=== WHAT YOU NEED TO DO ===
For each line that holds "matched", copy the line out.

--- BEGIN LISTED RECORDS ---

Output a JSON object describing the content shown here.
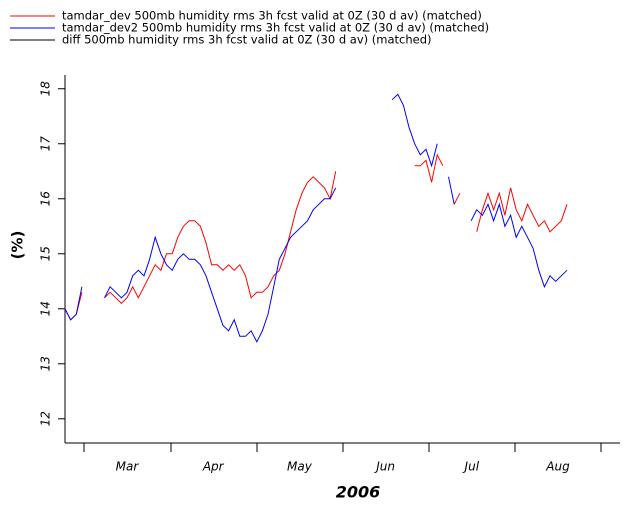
{
  "chart_data": {
    "type": "line",
    "xlabel": "2006",
    "ylabel": "(%)",
    "x_labels": [
      "Mar",
      "Apr",
      "May",
      "Jun",
      "Jul",
      "Aug"
    ],
    "ylim": [
      11.56,
      18.25
    ],
    "yticks": [
      12,
      13,
      14,
      15,
      16,
      17,
      18
    ],
    "series": [
      {
        "name": "tamdar_dev 500mb humidity rms 3h fcst valid at 0Z (30 d av) (matched)",
        "color": "#ff0000",
        "values": [
          14.0,
          13.8,
          13.9,
          14.3,
          null,
          null,
          null,
          14.2,
          14.3,
          14.2,
          14.1,
          14.2,
          14.4,
          14.2,
          14.4,
          14.6,
          14.8,
          14.7,
          15.0,
          15.0,
          15.3,
          15.5,
          15.6,
          15.6,
          15.5,
          15.2,
          14.8,
          14.8,
          14.7,
          14.8,
          14.7,
          14.8,
          14.6,
          14.2,
          14.3,
          14.3,
          14.4,
          14.6,
          14.7,
          15.0,
          15.4,
          15.8,
          16.1,
          16.3,
          16.4,
          16.3,
          16.2,
          16.0,
          16.5,
          null,
          null,
          null,
          null,
          null,
          null,
          null,
          null,
          null,
          null,
          null,
          null,
          null,
          16.6,
          16.6,
          16.7,
          16.3,
          16.8,
          16.6,
          null,
          15.9,
          16.1,
          null,
          null,
          15.4,
          15.8,
          16.1,
          15.8,
          16.1,
          15.7,
          16.2,
          15.8,
          15.6,
          15.9,
          15.7,
          15.5,
          15.6,
          15.4,
          15.5,
          15.6,
          15.9
        ]
      },
      {
        "name": "tamdar_dev2 500mb humidity rms 3h fcst valid at 0Z (30 d av) (matched)",
        "color": "#0000ff",
        "values": [
          14.0,
          13.8,
          13.9,
          14.4,
          null,
          null,
          null,
          14.2,
          14.4,
          14.3,
          14.2,
          14.3,
          14.6,
          14.7,
          14.6,
          14.9,
          15.3,
          15.0,
          14.8,
          14.7,
          14.9,
          15.0,
          14.9,
          14.9,
          14.8,
          14.6,
          14.3,
          14.0,
          13.7,
          13.6,
          13.8,
          13.5,
          13.5,
          13.6,
          13.4,
          13.6,
          13.9,
          14.4,
          14.9,
          15.1,
          15.3,
          15.4,
          15.5,
          15.6,
          15.8,
          15.9,
          16.0,
          16.0,
          16.2,
          null,
          null,
          null,
          null,
          null,
          null,
          null,
          null,
          null,
          17.8,
          17.9,
          17.7,
          17.3,
          17.0,
          16.8,
          16.9,
          16.6,
          17.0,
          null,
          16.4,
          15.9,
          null,
          null,
          15.6,
          15.8,
          15.7,
          15.9,
          15.6,
          15.9,
          15.5,
          15.7,
          15.3,
          15.5,
          15.3,
          15.1,
          14.7,
          14.4,
          14.6,
          14.5,
          14.6,
          14.7
        ]
      },
      {
        "name": "diff 500mb humidity rms 3h fcst valid at 0Z (30 d av) (matched)",
        "color": "#000000",
        "values": [
          null,
          null,
          null,
          null,
          null,
          null,
          null,
          null,
          null,
          null,
          null,
          null,
          null,
          null,
          null,
          null,
          null,
          null,
          null,
          null,
          null,
          null,
          null,
          null,
          null,
          null,
          null,
          null,
          null,
          null,
          null,
          null,
          null,
          null,
          null,
          null,
          null,
          null,
          null,
          null,
          null,
          null,
          null,
          null,
          null,
          null,
          null,
          null,
          null,
          null,
          null,
          null,
          null,
          null,
          null,
          null,
          null,
          null,
          null,
          null,
          null,
          null,
          null,
          null,
          null,
          null,
          null,
          null,
          null,
          null,
          null,
          null,
          null,
          null,
          null,
          null,
          null,
          null,
          null,
          null,
          null,
          null,
          null,
          null,
          null,
          null,
          null,
          null,
          null,
          null
        ]
      }
    ]
  }
}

--- END LISTED RECORDS ---

=== REPLY ===
        "name": "tamdar_dev 500mb humidity rms 3h fcst valid at 0Z (30 d av) (matched)",
        "name": "tamdar_dev2 500mb humidity rms 3h fcst valid at 0Z (30 d av) (matched)",
        "name": "diff 500mb humidity rms 3h fcst valid at 0Z (30 d av) (matched)",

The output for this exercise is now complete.